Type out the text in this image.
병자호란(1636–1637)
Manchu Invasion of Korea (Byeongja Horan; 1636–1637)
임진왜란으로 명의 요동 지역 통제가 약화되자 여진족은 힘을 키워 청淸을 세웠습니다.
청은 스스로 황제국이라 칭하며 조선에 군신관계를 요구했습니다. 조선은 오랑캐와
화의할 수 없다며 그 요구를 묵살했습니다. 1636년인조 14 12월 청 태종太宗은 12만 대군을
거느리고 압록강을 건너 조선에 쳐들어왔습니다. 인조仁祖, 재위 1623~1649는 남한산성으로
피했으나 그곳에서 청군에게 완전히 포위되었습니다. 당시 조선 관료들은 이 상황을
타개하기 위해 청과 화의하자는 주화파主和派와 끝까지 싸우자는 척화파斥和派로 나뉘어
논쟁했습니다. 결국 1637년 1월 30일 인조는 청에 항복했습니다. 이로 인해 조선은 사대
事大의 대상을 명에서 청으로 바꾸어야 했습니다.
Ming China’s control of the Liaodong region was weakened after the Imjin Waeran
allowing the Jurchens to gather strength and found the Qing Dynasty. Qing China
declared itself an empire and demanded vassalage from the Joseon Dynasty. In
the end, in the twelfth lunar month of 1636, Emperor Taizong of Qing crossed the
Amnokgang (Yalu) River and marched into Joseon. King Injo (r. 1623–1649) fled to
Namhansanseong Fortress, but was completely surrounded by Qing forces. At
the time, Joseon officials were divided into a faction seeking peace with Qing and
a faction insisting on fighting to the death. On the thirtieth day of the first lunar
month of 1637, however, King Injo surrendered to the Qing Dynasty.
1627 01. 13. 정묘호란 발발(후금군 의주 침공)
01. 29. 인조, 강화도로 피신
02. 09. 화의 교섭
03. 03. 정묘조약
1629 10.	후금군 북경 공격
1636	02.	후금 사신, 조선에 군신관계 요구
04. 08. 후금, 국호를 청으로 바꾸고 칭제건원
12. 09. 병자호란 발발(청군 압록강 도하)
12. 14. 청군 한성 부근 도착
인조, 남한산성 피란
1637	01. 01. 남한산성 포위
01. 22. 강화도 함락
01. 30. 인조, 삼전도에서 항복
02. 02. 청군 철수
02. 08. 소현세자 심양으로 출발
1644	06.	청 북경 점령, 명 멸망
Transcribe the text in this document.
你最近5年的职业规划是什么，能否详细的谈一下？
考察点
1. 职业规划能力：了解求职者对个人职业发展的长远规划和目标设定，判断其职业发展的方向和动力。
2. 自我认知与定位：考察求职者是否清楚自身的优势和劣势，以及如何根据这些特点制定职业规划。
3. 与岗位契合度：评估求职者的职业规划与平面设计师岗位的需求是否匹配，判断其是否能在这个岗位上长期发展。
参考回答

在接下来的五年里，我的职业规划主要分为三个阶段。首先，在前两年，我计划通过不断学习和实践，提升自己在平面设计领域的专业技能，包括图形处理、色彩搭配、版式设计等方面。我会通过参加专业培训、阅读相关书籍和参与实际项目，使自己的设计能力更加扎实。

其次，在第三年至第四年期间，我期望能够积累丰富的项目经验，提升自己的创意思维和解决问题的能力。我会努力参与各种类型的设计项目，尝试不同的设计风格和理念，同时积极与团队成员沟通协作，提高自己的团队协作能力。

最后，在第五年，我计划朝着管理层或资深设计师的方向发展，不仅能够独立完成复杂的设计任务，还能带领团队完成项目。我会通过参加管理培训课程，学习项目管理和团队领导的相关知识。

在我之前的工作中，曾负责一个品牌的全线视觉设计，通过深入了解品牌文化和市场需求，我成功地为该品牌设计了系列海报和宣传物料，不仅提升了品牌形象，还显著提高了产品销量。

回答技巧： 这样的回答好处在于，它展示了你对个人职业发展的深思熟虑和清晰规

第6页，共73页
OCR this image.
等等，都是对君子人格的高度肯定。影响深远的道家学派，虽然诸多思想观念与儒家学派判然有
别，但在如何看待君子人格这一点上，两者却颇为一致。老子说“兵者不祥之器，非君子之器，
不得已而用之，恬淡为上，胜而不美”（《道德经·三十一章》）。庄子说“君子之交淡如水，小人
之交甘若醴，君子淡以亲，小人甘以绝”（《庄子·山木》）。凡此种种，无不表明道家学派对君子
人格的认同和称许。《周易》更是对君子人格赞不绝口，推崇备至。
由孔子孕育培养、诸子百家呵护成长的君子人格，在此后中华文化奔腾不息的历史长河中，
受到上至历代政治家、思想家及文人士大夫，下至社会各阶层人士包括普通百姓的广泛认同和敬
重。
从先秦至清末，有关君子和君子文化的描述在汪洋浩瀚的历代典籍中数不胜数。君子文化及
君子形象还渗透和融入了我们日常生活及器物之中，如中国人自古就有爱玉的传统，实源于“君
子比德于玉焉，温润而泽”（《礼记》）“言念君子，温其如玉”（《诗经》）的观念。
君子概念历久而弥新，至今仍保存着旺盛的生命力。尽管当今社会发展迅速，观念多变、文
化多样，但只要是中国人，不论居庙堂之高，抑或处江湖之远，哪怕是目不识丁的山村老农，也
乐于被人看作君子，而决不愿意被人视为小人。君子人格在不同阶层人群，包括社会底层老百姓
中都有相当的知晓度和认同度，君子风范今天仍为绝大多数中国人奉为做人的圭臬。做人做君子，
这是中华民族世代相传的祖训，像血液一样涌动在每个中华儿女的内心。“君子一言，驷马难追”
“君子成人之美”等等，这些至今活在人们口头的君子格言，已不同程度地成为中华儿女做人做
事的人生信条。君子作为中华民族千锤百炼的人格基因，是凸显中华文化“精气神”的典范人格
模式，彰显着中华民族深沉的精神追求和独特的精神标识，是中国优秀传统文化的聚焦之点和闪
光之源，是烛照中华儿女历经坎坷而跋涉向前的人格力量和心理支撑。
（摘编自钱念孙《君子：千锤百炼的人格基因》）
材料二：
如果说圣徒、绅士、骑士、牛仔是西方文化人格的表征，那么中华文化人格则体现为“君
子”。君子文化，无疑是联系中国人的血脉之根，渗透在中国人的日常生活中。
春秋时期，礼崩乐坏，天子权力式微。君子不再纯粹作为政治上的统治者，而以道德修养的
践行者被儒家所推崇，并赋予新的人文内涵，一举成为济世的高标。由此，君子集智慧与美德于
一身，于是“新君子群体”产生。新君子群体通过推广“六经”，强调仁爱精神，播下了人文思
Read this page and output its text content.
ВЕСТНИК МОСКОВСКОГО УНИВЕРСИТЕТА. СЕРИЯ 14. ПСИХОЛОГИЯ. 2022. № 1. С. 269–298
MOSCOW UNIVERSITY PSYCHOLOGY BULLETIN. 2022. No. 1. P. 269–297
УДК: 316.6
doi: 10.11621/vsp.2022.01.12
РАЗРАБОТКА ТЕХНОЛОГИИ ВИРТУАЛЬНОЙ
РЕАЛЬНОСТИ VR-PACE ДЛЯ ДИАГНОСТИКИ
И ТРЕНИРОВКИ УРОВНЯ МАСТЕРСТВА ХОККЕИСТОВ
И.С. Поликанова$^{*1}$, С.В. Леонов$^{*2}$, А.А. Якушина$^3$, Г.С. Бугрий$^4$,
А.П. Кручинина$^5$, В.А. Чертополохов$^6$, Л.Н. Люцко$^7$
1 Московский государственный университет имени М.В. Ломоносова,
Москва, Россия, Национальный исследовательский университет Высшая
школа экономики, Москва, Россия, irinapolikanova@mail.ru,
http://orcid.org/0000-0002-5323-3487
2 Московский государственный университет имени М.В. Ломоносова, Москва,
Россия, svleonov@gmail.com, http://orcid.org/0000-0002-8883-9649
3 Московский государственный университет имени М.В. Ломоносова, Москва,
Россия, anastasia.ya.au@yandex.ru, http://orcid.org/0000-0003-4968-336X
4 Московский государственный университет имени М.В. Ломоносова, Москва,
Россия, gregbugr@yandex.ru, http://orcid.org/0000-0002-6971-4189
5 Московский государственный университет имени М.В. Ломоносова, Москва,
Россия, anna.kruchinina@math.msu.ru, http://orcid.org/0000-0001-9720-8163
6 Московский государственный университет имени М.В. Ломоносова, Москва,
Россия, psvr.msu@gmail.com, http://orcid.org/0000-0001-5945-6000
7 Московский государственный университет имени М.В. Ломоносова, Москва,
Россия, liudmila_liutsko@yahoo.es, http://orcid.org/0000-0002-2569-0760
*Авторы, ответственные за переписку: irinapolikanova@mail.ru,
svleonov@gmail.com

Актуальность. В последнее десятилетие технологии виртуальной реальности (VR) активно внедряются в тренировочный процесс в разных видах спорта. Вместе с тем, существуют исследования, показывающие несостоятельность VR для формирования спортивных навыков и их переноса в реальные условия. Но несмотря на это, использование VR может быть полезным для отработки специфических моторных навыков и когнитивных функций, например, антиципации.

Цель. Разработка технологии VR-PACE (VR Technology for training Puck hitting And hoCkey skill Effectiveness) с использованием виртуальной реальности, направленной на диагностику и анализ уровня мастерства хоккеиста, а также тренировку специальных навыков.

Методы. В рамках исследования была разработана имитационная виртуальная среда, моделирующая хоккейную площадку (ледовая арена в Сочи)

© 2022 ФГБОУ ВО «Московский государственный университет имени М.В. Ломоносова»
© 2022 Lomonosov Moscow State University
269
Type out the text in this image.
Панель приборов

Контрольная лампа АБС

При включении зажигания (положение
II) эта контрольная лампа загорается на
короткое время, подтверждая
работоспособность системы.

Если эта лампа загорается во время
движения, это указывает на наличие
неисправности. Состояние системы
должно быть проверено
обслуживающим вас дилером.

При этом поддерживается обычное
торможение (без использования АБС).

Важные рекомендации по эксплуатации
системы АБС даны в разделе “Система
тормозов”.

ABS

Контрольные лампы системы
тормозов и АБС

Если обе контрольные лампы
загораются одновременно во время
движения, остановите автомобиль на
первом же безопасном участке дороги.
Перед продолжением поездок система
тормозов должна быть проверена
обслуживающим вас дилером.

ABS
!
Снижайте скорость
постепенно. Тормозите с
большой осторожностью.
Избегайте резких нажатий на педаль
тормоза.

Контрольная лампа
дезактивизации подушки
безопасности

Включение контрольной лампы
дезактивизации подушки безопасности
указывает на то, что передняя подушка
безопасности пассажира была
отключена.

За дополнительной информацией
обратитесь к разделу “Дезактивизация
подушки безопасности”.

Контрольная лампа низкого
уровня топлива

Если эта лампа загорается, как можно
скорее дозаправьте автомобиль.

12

◆ EXERCISE AIM: Identify each line in the records above that contains the word "дезактивизации", and copy it out in full.

◆ RESPONSE BELOW:
дезактивизации подушки
дезактивизации подушки безопасности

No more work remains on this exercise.